— START OF Dataset —
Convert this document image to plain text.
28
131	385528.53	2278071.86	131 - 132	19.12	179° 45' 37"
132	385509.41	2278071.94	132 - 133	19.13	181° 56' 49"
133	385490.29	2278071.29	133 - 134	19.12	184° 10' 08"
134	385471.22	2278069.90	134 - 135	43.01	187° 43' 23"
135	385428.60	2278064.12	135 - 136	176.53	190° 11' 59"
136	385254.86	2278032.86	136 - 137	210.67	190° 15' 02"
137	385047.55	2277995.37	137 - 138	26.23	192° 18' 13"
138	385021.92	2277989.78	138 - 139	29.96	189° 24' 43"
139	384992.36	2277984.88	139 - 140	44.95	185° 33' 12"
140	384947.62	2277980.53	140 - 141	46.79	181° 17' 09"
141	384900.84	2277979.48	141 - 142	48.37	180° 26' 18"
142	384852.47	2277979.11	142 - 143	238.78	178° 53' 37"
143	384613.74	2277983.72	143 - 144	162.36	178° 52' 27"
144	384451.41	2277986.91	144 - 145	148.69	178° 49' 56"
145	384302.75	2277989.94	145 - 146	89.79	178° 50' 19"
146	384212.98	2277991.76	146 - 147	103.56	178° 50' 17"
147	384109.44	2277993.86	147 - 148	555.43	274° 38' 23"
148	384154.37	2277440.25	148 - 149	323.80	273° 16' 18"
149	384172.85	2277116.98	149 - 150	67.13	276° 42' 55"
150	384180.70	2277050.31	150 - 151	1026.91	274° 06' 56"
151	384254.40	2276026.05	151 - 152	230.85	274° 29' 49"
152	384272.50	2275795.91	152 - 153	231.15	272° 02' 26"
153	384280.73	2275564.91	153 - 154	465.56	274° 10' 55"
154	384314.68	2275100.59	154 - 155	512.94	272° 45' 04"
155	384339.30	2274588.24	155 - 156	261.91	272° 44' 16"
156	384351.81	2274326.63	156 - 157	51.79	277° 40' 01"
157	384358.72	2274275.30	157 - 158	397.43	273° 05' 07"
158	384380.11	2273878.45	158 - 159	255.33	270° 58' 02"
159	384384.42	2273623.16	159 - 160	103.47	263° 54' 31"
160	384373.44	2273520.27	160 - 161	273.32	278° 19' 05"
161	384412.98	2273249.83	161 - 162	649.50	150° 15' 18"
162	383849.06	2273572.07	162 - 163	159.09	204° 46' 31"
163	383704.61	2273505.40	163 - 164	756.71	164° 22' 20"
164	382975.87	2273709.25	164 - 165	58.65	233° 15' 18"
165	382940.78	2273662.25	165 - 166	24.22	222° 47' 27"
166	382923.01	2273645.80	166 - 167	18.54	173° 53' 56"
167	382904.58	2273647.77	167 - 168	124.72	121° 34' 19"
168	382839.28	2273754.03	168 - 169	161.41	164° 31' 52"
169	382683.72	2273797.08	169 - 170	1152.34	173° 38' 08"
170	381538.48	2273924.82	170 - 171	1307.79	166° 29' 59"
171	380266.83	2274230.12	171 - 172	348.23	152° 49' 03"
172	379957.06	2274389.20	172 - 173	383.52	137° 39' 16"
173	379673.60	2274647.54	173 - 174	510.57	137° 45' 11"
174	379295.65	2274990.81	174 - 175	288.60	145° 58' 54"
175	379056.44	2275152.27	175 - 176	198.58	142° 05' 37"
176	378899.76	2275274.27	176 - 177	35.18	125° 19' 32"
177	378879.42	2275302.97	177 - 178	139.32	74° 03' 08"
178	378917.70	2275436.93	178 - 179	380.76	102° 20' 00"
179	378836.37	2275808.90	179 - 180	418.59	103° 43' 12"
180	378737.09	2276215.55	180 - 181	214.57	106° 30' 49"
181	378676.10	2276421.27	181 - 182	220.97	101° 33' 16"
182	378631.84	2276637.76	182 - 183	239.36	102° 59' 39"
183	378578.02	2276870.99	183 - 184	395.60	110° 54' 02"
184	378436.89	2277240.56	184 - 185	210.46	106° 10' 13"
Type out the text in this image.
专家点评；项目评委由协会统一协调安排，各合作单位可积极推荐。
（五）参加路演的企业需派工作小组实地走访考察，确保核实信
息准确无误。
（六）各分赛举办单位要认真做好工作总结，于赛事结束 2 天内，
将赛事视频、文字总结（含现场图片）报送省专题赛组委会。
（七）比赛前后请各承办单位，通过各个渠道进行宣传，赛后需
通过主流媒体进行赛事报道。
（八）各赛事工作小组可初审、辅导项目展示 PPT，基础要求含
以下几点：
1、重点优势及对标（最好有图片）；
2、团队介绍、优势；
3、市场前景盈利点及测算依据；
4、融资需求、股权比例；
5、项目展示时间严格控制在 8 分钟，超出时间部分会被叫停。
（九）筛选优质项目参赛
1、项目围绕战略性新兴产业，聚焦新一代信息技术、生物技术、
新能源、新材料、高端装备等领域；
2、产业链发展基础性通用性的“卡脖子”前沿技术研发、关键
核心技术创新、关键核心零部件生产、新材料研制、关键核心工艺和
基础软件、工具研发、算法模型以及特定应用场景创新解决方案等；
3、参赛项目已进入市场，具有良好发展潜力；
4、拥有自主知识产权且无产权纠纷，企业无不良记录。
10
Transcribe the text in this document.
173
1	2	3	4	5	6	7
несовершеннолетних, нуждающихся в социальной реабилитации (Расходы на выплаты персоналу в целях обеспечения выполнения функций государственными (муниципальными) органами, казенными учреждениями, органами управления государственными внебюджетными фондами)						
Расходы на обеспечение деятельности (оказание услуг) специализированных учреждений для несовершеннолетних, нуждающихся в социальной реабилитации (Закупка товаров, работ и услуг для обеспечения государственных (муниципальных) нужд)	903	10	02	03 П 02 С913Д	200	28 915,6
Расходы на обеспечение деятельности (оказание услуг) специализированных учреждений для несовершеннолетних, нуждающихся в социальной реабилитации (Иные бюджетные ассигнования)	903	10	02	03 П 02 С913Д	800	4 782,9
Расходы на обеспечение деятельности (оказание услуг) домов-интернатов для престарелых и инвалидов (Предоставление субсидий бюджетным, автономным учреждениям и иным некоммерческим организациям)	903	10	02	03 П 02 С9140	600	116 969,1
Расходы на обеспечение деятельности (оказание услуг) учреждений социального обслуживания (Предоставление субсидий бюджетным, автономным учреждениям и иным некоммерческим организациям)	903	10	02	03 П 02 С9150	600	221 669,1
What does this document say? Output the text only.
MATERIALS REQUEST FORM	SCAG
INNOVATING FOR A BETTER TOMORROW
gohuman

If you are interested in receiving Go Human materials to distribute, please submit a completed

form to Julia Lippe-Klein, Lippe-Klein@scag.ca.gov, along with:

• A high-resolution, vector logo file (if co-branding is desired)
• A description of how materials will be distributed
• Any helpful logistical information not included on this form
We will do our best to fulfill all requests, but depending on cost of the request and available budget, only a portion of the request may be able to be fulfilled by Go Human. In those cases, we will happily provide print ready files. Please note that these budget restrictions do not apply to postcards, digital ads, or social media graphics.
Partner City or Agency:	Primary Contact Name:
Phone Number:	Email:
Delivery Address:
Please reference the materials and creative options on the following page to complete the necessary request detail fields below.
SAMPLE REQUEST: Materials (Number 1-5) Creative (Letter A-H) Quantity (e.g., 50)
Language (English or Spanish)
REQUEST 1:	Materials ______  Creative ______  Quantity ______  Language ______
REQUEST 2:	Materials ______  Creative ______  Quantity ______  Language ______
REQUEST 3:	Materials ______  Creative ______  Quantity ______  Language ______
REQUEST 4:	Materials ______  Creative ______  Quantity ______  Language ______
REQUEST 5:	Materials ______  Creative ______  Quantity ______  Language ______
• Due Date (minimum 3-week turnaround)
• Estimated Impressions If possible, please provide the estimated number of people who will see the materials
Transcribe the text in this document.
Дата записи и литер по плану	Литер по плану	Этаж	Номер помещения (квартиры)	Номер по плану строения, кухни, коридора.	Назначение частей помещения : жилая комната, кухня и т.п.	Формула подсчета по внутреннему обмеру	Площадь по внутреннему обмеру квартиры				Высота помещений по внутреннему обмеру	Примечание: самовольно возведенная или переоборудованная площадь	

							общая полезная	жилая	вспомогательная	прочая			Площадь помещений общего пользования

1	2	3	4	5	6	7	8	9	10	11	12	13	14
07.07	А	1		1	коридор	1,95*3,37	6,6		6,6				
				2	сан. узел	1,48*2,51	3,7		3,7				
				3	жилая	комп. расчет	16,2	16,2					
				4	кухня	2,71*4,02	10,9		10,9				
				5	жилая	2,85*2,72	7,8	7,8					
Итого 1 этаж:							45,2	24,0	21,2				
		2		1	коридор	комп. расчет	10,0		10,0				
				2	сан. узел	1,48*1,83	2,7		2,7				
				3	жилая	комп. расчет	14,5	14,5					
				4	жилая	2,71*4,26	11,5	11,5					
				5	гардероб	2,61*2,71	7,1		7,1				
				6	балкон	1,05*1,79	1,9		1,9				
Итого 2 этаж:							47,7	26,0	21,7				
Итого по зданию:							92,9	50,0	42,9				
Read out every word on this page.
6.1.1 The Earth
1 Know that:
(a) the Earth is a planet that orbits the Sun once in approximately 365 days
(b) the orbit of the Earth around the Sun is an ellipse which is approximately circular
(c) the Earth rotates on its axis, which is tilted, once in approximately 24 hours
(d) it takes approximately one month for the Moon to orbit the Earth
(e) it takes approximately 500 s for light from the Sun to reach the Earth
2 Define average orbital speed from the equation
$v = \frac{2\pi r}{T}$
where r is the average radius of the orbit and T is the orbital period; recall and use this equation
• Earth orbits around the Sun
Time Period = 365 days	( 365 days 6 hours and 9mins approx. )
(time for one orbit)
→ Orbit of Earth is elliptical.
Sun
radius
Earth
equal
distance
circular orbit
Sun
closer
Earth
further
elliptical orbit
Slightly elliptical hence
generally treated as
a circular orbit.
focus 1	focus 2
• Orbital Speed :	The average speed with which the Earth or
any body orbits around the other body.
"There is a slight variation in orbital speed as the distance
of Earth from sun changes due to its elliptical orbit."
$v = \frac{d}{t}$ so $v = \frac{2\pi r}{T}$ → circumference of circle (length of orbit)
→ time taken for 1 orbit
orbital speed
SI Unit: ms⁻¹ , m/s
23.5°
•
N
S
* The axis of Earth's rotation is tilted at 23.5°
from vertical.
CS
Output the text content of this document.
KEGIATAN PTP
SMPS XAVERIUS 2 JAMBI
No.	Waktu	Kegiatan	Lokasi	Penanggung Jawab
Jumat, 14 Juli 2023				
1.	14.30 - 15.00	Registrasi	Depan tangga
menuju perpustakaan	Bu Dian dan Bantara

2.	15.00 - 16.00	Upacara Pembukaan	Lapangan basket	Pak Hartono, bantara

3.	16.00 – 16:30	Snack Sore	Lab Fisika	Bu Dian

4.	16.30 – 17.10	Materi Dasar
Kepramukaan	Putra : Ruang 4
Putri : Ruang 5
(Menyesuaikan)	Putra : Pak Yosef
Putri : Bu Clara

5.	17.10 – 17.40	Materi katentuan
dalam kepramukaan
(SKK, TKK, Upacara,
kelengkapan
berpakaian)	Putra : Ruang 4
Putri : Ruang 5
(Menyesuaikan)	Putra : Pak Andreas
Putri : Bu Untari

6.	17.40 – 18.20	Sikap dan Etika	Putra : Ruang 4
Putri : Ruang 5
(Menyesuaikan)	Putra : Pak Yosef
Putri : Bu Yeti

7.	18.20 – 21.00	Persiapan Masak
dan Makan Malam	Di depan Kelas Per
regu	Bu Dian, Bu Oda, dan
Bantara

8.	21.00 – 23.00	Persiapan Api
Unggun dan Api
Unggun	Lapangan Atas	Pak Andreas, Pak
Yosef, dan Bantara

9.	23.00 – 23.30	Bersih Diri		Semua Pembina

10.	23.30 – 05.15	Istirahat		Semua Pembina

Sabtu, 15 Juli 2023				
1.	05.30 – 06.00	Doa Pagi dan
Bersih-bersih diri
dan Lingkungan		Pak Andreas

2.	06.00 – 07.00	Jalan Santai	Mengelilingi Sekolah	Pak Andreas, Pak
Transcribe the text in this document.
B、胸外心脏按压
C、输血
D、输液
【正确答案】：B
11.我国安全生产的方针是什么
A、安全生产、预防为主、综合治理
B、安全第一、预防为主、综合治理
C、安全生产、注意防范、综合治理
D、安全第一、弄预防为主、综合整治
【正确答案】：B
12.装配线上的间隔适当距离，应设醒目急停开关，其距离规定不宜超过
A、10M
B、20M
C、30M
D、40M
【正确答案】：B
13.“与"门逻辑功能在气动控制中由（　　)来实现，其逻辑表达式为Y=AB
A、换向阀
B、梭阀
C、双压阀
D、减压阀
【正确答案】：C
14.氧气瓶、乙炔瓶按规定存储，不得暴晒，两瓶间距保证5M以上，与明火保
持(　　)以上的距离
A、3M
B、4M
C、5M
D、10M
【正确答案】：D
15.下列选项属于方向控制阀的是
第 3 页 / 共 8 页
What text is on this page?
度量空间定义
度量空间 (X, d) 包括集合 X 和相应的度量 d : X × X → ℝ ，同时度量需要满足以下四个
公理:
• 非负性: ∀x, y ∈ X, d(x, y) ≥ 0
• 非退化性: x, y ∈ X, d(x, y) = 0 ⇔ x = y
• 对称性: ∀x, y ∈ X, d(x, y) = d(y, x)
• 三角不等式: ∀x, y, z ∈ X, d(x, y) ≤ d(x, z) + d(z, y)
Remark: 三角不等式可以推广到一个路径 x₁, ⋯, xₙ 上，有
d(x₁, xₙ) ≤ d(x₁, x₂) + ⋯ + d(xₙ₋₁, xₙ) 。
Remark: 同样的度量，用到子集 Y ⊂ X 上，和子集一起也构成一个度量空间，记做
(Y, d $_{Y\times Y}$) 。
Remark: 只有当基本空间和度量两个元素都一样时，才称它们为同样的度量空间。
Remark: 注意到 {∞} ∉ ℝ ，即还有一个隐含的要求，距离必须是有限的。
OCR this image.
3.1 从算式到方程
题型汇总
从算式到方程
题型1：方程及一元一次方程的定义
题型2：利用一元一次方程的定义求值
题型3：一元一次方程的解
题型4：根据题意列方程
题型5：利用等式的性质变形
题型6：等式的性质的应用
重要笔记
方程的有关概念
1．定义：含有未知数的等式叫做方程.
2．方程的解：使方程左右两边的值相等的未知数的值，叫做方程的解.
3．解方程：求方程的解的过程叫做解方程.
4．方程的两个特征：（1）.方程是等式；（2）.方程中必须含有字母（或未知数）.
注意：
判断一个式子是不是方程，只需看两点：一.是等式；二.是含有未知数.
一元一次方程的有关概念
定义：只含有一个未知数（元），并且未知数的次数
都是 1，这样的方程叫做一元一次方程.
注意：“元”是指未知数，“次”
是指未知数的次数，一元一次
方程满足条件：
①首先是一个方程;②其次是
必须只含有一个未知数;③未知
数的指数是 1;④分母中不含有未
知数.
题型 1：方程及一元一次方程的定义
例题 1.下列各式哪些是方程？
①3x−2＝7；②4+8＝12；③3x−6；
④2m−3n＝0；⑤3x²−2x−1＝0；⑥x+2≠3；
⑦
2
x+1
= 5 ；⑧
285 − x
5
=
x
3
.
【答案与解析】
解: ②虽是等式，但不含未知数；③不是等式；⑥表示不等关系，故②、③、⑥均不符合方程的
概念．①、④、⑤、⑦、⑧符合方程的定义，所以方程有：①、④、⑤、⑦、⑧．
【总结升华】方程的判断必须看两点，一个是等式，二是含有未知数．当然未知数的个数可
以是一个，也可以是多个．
— END OF Dataset —
▶ **Goal**
Lines containing "Pembina" are to be counted. State the total and add nothing.

▶ **Result of the exercise**
2